The listing below should be written out exactly; please include all of it.

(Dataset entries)
------------------------------------------------------------
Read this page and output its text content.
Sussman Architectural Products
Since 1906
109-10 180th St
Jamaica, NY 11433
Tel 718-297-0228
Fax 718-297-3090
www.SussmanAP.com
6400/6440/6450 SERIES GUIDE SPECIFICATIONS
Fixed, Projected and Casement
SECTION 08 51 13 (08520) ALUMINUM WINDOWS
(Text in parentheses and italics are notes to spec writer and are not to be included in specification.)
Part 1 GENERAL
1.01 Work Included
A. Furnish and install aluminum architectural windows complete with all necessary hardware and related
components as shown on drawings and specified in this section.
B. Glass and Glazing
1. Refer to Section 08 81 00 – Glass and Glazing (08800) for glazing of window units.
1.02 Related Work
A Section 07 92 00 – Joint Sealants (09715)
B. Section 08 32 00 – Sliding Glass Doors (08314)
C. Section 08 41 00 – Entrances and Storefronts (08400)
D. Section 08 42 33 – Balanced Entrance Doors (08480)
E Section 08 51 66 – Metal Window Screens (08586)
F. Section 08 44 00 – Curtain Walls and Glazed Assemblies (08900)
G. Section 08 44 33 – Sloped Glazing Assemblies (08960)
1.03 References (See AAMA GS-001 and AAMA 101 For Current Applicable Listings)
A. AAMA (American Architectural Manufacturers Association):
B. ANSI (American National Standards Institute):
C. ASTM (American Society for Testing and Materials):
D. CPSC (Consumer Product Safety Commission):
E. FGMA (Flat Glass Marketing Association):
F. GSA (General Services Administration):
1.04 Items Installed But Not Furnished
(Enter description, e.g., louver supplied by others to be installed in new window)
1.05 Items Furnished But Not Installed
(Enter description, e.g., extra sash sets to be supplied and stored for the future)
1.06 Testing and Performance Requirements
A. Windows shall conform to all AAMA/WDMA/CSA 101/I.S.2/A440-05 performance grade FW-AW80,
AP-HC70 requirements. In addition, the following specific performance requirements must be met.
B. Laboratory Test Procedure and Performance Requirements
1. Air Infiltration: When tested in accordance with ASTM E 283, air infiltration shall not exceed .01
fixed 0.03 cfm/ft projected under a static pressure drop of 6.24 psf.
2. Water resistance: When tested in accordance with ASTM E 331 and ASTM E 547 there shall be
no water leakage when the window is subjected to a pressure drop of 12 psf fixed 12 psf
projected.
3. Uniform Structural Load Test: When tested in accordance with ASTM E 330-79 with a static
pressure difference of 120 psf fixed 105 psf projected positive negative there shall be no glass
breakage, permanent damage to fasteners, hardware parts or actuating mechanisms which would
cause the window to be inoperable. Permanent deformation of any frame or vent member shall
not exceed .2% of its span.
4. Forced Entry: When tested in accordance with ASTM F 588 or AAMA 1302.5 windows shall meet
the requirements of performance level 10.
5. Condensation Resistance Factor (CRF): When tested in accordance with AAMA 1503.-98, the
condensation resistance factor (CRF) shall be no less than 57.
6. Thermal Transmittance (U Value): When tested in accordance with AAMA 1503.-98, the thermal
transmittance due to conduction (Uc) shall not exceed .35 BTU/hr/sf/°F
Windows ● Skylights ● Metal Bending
------------------------------------------------------------
*WRITTEN RESPONSE*:
Read this page and output its text content.
Sussman Architectural Products
Since 1906
109-10 180th St
Jamaica, NY 11433
Tel 718-297-0228
Fax 718-297-3090
www.SussmanAP.com
6400/6440/6450 SERIES GUIDE SPECIFICATIONS
Fixed, Projected and Casement
SECTION 08 51 13 (08520) ALUMINUM WINDOWS
(Text in parentheses and italics are notes to spec writer and are not to be included in specification.)
Part 1 GENERAL
1.01 Work Included
A. Furnish and install aluminum architectural windows complete with all necessary hardware and related
components as shown on drawings and specified in this section.
B. Glass and Glazing
1. Refer to Section 08 81 00 – Glass and Glazing (08800) for glazing of window units.
1.02 Related Work
A Section 07 92 00 – Joint Sealants (09715)
B. Section 08 32 00 – Sliding Glass Doors (08314)
C. Section 08 41 00 – Entrances and Storefronts (08400)
D. Section 08 42 33 – Balanced Entrance Doors (08480)
E Section 08 51 66 – Metal Window Screens (08586)
F. Section 08 44 00 – Curtain Walls and Glazed Assemblies (08900)
G. Section 08 44 33 – Sloped Glazing Assemblies (08960)
1.03 References (See AAMA GS-001 and AAMA 101 For Current Applicable Listings)
A. AAMA (American Architectural Manufacturers Association):
B. ANSI (American National Standards Institute):
C. ASTM (American Society for Testing and Materials):
D. CPSC (Consumer Product Safety Commission):
E. FGMA (Flat Glass Marketing Association):
F. GSA (General Services Administration):
1.04 Items Installed But Not Furnished
(Enter description, e.g., louver supplied by others to be installed in new window)
1.05 Items Furnished But Not Installed
(Enter description, e.g., extra sash sets to be supplied and stored for the future)
1.06 Testing and Performance Requirements
A. Windows shall conform to all AAMA/WDMA/CSA 101/I.S.2/A440-05 performance grade FW-AW80,
AP-HC70 requirements. In addition, the following specific performance requirements must be met.
B. Laboratory Test Procedure and Performance Requirements
1. Air Infiltration: When tested in accordance with ASTM E 283, air infiltration shall not exceed .01
fixed 0.03 cfm/ft projected under a static pressure drop of 6.24 psf.
2. Water resistance: When tested in accordance with ASTM E 331 and ASTM E 547 there shall be
no water leakage when the window is subjected to a pressure drop of 12 psf fixed 12 psf
projected.
3. Uniform Structural Load Test: When tested in accordance with ASTM E 330-79 with a static
pressure difference of 120 psf fixed 105 psf projected positive negative there shall be no glass
breakage, permanent damage to fasteners, hardware parts or actuating mechanisms which would
cause the window to be inoperable. Permanent deformation of any frame or vent member shall
not exceed .2% of its span.
4. Forced Entry: When tested in accordance with ASTM F 588 or AAMA 1302.5 windows shall meet
the requirements of performance level 10.
5. Condensation Resistance Factor (CRF): When tested in accordance with AAMA 1503.-98, the
condensation resistance factor (CRF) shall be no less than 57.
6. Thermal Transmittance (U Value): When tested in accordance with AAMA 1503.-98, the thermal
transmittance due to conduction (Uc) shall not exceed .35 BTU/hr/sf/°F
Windows ● Skylights ● Metal Bending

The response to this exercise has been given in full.